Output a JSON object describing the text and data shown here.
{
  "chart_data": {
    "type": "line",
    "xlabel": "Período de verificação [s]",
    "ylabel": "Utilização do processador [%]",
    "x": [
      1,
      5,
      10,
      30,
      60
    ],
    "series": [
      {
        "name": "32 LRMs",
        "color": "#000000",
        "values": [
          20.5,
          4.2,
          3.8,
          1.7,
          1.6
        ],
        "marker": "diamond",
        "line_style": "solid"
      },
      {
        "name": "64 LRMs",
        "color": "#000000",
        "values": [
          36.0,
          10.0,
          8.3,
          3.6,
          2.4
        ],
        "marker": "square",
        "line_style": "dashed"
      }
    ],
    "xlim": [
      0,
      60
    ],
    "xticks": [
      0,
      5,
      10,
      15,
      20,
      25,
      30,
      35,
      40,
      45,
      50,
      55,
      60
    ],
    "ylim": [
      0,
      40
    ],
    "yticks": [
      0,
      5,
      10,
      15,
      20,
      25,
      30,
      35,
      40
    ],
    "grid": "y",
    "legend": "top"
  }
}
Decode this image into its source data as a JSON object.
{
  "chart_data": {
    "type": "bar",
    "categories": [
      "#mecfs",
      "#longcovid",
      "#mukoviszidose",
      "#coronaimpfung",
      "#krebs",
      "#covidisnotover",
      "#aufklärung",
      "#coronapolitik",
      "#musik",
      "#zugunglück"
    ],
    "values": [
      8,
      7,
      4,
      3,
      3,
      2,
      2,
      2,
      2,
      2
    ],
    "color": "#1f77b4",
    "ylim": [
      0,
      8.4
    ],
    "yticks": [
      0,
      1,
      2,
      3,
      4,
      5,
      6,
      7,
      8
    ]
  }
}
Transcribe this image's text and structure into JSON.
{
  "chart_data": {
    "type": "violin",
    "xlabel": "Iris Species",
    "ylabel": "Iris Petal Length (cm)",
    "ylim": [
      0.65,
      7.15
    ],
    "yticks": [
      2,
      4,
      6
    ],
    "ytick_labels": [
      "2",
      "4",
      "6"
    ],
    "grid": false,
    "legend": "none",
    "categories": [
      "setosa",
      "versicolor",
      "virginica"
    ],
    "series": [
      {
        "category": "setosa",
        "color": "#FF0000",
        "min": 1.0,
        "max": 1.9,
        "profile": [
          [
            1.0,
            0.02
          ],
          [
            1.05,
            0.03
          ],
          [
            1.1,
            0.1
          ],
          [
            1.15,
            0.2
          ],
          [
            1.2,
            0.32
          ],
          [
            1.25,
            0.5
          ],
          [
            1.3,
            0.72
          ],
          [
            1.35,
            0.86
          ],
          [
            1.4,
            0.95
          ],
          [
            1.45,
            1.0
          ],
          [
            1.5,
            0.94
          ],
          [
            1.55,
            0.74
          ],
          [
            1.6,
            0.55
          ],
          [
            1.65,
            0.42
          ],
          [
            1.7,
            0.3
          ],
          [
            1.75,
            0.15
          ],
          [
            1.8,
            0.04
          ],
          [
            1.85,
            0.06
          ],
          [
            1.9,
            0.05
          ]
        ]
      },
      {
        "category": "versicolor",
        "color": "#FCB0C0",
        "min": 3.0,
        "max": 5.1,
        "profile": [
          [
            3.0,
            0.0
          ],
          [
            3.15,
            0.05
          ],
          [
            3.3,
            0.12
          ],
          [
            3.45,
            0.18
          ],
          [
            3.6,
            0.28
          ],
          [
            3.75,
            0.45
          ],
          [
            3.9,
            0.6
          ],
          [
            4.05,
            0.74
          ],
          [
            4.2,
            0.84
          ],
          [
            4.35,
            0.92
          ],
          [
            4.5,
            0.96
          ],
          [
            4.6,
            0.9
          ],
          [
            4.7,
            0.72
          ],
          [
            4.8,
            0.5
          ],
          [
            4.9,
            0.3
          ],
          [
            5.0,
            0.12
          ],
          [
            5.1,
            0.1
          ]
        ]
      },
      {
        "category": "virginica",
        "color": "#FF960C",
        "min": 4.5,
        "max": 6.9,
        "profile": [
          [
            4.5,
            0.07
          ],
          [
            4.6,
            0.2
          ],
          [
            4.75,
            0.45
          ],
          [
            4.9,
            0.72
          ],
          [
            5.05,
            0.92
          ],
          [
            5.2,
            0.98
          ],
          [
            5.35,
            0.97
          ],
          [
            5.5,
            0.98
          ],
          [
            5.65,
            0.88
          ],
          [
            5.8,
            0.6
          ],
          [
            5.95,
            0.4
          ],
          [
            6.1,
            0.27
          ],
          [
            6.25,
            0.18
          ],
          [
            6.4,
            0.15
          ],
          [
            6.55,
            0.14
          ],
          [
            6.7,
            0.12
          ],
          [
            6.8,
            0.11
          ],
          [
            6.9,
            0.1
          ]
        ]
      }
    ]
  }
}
────────
WHAT YOU SHOULD DO –
Every entry must be output again, exactly as written above.

RESPONSE TO THIS EXERCISE –
Output a JSON object describing the text and data shown here.
{
  "chart_data": {
    "type": "line",
    "xlabel": "Período de verificação [s]",
    "ylabel": "Utilização do processador [%]",
    "x": [
      1,
      5,
      10,
      30,
      60
    ],
    "series": [
      {
        "name": "32 LRMs",
        "color": "#000000",
        "values": [
          20.5,
          4.2,
          3.8,
          1.7,
          1.6
        ],
        "marker": "diamond",
        "line_style": "solid"
      },
      {
        "name": "64 LRMs",
        "color": "#000000",
        "values": [
          36.0,
          10.0,
          8.3,
          3.6,
          2.4
        ],
        "marker": "square",
        "line_style": "dashed"
      }
    ],
    "xlim": [
      0,
      60
    ],
    "xticks": [
      0,
      5,
      10,
      15,
      20,
      25,
      30,
      35,
      40,
      45,
      50,
      55,
      60
    ],
    "ylim": [
      0,
      40
    ],
    "yticks": [
      0,
      5,
      10,
      15,
      20,
      25,
      30,
      35,
      40
    ],
    "grid": "y",
    "legend": "top"
  }
}
Decode this image into its source data as a JSON object.
{
  "chart_data": {
    "type": "bar",
    "categories": [
      "#mecfs",
      "#longcovid",
      "#mukoviszidose",
      "#coronaimpfung",
      "#krebs",
      "#covidisnotover",
      "#aufklärung",
      "#coronapolitik",
      "#musik",
      "#zugunglück"
    ],
    "values": [
      8,
      7,
      4,
      3,
      3,
      2,
      2,
      2,
      2,
      2
    ],
    "color": "#1f77b4",
    "ylim": [
      0,
      8.4
    ],
    "yticks": [
      0,
      1,
      2,
      3,
      4,
      5,
      6,
      7,
      8
    ]
  }
}
Transcribe this image's text and structure into JSON.
{
  "chart_data": {
    "type": "violin",
    "xlabel": "Iris Species",
    "ylabel": "Iris Petal Length (cm)",
    "ylim": [
      0.65,
      7.15
    ],
    "yticks": [
      2,
      4,
      6
    ],
    "ytick_labels": [
      "2",
      "4",
      "6"
    ],
    "grid": false,
    "legend": "none",
    "categories": [
      "setosa",
      "versicolor",
      "virginica"
    ],
    "series": [
      {
        "category": "setosa",
        "color": "#FF0000",
        "min": 1.0,
        "max": 1.9,
        "profile": [
          [
            1.0,
            0.02
          ],
          [
            1.05,
            0.03
          ],
          [
            1.1,
            0.1
          ],
          [
            1.15,
            0.2
          ],
          [
            1.2,
            0.32
          ],
          [
            1.25,
            0.5
          ],
          [
            1.3,
            0.72
          ],
          [
            1.35,
            0.86
          ],
          [
            1.4,
            0.95
          ],
          [
            1.45,
            1.0
          ],
          [
            1.5,
            0.94
          ],
          [
            1.55,
            0.74
          ],
          [
            1.6,
            0.55
          ],
          [
            1.65,
            0.42
          ],
          [
            1.7,
            0.3
          ],
          [
            1.75,
            0.15
          ],
          [
            1.8,
            0.04
          ],
          [
            1.85,
            0.06
          ],
          [
            1.9,
            0.05
          ]
        ]
      },
      {
        "category": "versicolor",
        "color": "#FCB0C0",
        "min": 3.0,
        "max": 5.1,
        "profile": [
          [
            3.0,
            0.0
          ],
          [
            3.15,
            0.05
          ],
          [
            3.3,
            0.12
          ],
          [
            3.45,
            0.18
          ],
          [
            3.6,
            0.28
          ],
          [
            3.75,
            0.45
          ],
          [
            3.9,
            0.6
          ],
          [
            4.05,
            0.74
          ],
          [
            4.2,
            0.84
          ],
          [
            4.35,
            0.92
          ],
          [
            4.5,
            0.96
          ],
          [
            4.6,
            0.9
          ],
          [
            4.7,
            0.72
          ],
          [
            4.8,
            0.5
          ],
          [
            4.9,
            0.3
          ],
          [
            5.0,
            0.12
          ],
          [
            5.1,
            0.1
          ]
        ]
      },
      {
        "category": "virginica",
        "color": "#FF960C",
        "min": 4.5,
        "max": 6.9,
        "profile": [
          [
            4.5,
            0.07
          ],
          [
            4.6,
            0.2
          ],
          [
            4.75,
            0.45
          ],
          [
            4.9,
            0.72
          ],
          [
            5.05,
            0.92
          ],
          [
            5.2,
            0.98
          ],
          [
            5.35,
            0.97
          ],
          [
            5.5,
            0.98
          ],
          [
            5.65,
            0.88
          ],
          [
            5.8,
            0.6
          ],
          [
            5.95,
            0.4
          ],
          [
            6.1,
            0.27
          ],
          [
            6.25,
            0.18
          ],
          [
            6.4,
            0.15
          ],
          [
            6.55,
            0.14
          ],
          [
            6.7,
            0.12
          ],
          [
            6.8,
            0.11
          ],
          [
            6.9,
            0.1
          ]
        ]
      }
    ]
  }
}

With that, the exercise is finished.